- Supplied data -
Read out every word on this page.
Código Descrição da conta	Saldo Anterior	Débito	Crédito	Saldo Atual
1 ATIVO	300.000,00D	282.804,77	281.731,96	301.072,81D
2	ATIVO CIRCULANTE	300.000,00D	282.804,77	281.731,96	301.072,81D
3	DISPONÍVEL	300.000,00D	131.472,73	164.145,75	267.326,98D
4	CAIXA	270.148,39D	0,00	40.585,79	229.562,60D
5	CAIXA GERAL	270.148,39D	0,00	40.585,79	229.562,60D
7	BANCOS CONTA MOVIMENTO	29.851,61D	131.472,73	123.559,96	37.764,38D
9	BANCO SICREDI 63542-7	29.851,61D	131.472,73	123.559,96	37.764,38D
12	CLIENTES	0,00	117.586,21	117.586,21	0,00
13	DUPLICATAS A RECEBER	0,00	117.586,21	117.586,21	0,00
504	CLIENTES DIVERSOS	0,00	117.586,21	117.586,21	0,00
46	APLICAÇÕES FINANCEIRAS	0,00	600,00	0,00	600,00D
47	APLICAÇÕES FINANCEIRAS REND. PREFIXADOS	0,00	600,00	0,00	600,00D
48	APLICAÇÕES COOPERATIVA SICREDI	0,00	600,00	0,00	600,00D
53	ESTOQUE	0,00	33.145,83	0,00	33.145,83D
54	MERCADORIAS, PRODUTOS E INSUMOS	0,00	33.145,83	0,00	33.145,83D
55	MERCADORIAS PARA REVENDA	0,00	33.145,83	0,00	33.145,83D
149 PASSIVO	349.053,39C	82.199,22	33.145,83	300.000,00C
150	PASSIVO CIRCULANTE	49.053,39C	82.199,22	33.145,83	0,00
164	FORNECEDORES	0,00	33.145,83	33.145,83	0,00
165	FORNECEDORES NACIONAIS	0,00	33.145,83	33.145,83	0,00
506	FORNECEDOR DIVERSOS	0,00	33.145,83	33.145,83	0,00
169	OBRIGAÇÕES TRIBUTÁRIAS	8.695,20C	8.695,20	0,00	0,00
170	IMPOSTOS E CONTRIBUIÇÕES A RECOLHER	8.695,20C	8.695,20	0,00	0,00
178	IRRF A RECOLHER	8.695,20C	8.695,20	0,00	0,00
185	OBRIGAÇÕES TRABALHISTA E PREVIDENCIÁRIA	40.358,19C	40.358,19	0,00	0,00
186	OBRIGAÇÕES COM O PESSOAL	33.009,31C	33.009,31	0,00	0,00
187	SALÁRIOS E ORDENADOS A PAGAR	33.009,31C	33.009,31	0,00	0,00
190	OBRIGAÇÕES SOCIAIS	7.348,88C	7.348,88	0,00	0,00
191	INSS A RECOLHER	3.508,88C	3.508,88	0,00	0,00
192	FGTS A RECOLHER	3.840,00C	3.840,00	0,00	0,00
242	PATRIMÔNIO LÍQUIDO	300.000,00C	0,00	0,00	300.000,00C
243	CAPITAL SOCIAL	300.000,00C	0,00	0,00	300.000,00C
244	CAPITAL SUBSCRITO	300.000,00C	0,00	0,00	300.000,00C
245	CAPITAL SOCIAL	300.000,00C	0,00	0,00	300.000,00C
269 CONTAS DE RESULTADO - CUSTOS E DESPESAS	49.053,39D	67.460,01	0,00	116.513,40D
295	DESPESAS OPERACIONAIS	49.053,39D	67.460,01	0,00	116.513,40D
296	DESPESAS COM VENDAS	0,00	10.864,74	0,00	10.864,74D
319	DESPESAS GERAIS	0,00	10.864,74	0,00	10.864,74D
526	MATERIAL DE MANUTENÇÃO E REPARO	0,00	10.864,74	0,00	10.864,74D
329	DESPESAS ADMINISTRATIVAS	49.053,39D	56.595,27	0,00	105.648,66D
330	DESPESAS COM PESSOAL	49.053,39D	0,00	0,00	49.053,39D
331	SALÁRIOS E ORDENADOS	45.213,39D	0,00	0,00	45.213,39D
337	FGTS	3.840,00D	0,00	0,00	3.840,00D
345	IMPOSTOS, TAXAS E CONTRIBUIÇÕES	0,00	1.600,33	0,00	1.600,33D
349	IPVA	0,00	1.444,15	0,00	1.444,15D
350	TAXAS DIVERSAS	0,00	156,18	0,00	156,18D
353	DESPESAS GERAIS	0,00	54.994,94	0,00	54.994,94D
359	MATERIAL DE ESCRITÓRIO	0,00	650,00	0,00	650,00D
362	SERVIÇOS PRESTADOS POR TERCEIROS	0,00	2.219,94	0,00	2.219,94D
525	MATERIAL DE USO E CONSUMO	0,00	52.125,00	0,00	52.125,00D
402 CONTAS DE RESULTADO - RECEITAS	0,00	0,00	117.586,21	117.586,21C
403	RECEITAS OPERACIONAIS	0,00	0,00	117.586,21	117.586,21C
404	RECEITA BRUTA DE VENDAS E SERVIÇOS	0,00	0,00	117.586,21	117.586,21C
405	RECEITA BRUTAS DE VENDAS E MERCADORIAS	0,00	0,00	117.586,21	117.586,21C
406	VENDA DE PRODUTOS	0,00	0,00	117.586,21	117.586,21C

- Written exercise -
Exactly reproduce all of the entries.

- Result for this task -
Read out every word on this page.
Código Descrição da conta	Saldo Anterior	Débito	Crédito	Saldo Atual
1 ATIVO	300.000,00D	282.804,77	281.731,96	301.072,81D
2	ATIVO CIRCULANTE	300.000,00D	282.804,77	281.731,96	301.072,81D
3	DISPONÍVEL	300.000,00D	131.472,73	164.145,75	267.326,98D
4	CAIXA	270.148,39D	0,00	40.585,79	229.562,60D
5	CAIXA GERAL	270.148,39D	0,00	40.585,79	229.562,60D
7	BANCOS CONTA MOVIMENTO	29.851,61D	131.472,73	123.559,96	37.764,38D
9	BANCO SICREDI 63542-7	29.851,61D	131.472,73	123.559,96	37.764,38D
12	CLIENTES	0,00	117.586,21	117.586,21	0,00
13	DUPLICATAS A RECEBER	0,00	117.586,21	117.586,21	0,00
504	CLIENTES DIVERSOS	0,00	117.586,21	117.586,21	0,00
46	APLICAÇÕES FINANCEIRAS	0,00	600,00	0,00	600,00D
47	APLICAÇÕES FINANCEIRAS REND. PREFIXADOS	0,00	600,00	0,00	600,00D
48	APLICAÇÕES COOPERATIVA SICREDI	0,00	600,00	0,00	600,00D
53	ESTOQUE	0,00	33.145,83	0,00	33.145,83D
54	MERCADORIAS, PRODUTOS E INSUMOS	0,00	33.145,83	0,00	33.145,83D
55	MERCADORIAS PARA REVENDA	0,00	33.145,83	0,00	33.145,83D
149 PASSIVO	349.053,39C	82.199,22	33.145,83	300.000,00C
150	PASSIVO CIRCULANTE	49.053,39C	82.199,22	33.145,83	0,00
164	FORNECEDORES	0,00	33.145,83	33.145,83	0,00
165	FORNECEDORES NACIONAIS	0,00	33.145,83	33.145,83	0,00
506	FORNECEDOR DIVERSOS	0,00	33.145,83	33.145,83	0,00
169	OBRIGAÇÕES TRIBUTÁRIAS	8.695,20C	8.695,20	0,00	0,00
170	IMPOSTOS E CONTRIBUIÇÕES A RECOLHER	8.695,20C	8.695,20	0,00	0,00
178	IRRF A RECOLHER	8.695,20C	8.695,20	0,00	0,00
185	OBRIGAÇÕES TRABALHISTA E PREVIDENCIÁRIA	40.358,19C	40.358,19	0,00	0,00
186	OBRIGAÇÕES COM O PESSOAL	33.009,31C	33.009,31	0,00	0,00
187	SALÁRIOS E ORDENADOS A PAGAR	33.009,31C	33.009,31	0,00	0,00
190	OBRIGAÇÕES SOCIAIS	7.348,88C	7.348,88	0,00	0,00
191	INSS A RECOLHER	3.508,88C	3.508,88	0,00	0,00
192	FGTS A RECOLHER	3.840,00C	3.840,00	0,00	0,00
242	PATRIMÔNIO LÍQUIDO	300.000,00C	0,00	0,00	300.000,00C
243	CAPITAL SOCIAL	300.000,00C	0,00	0,00	300.000,00C
244	CAPITAL SUBSCRITO	300.000,00C	0,00	0,00	300.000,00C
245	CAPITAL SOCIAL	300.000,00C	0,00	0,00	300.000,00C
269 CONTAS DE RESULTADO - CUSTOS E DESPESAS	49.053,39D	67.460,01	0,00	116.513,40D
295	DESPESAS OPERACIONAIS	49.053,39D	67.460,01	0,00	116.513,40D
296	DESPESAS COM VENDAS	0,00	10.864,74	0,00	10.864,74D
319	DESPESAS GERAIS	0,00	10.864,74	0,00	10.864,74D
526	MATERIAL DE MANUTENÇÃO E REPARO	0,00	10.864,74	0,00	10.864,74D
329	DESPESAS ADMINISTRATIVAS	49.053,39D	56.595,27	0,00	105.648,66D
330	DESPESAS COM PESSOAL	49.053,39D	0,00	0,00	49.053,39D
331	SALÁRIOS E ORDENADOS	45.213,39D	0,00	0,00	45.213,39D
337	FGTS	3.840,00D	0,00	0,00	3.840,00D
345	IMPOSTOS, TAXAS E CONTRIBUIÇÕES	0,00	1.600,33	0,00	1.600,33D
349	IPVA	0,00	1.444,15	0,00	1.444,15D
350	TAXAS DIVERSAS	0,00	156,18	0,00	156,18D
353	DESPESAS GERAIS	0,00	54.994,94	0,00	54.994,94D
359	MATERIAL DE ESCRITÓRIO	0,00	650,00	0,00	650,00D
362	SERVIÇOS PRESTADOS POR TERCEIROS	0,00	2.219,94	0,00	2.219,94D
525	MATERIAL DE USO E CONSUMO	0,00	52.125,00	0,00	52.125,00D
402 CONTAS DE RESULTADO - RECEITAS	0,00	0,00	117.586,21	117.586,21C
403	RECEITAS OPERACIONAIS	0,00	0,00	117.586,21	117.586,21C
404	RECEITA BRUTA DE VENDAS E SERVIÇOS	0,00	0,00	117.586,21	117.586,21C
405	RECEITA BRUTAS DE VENDAS E MERCADORIAS	0,00	0,00	117.586,21	117.586,21C
406	VENDA DE PRODUTOS	0,00	0,00	117.586,21	117.586,21C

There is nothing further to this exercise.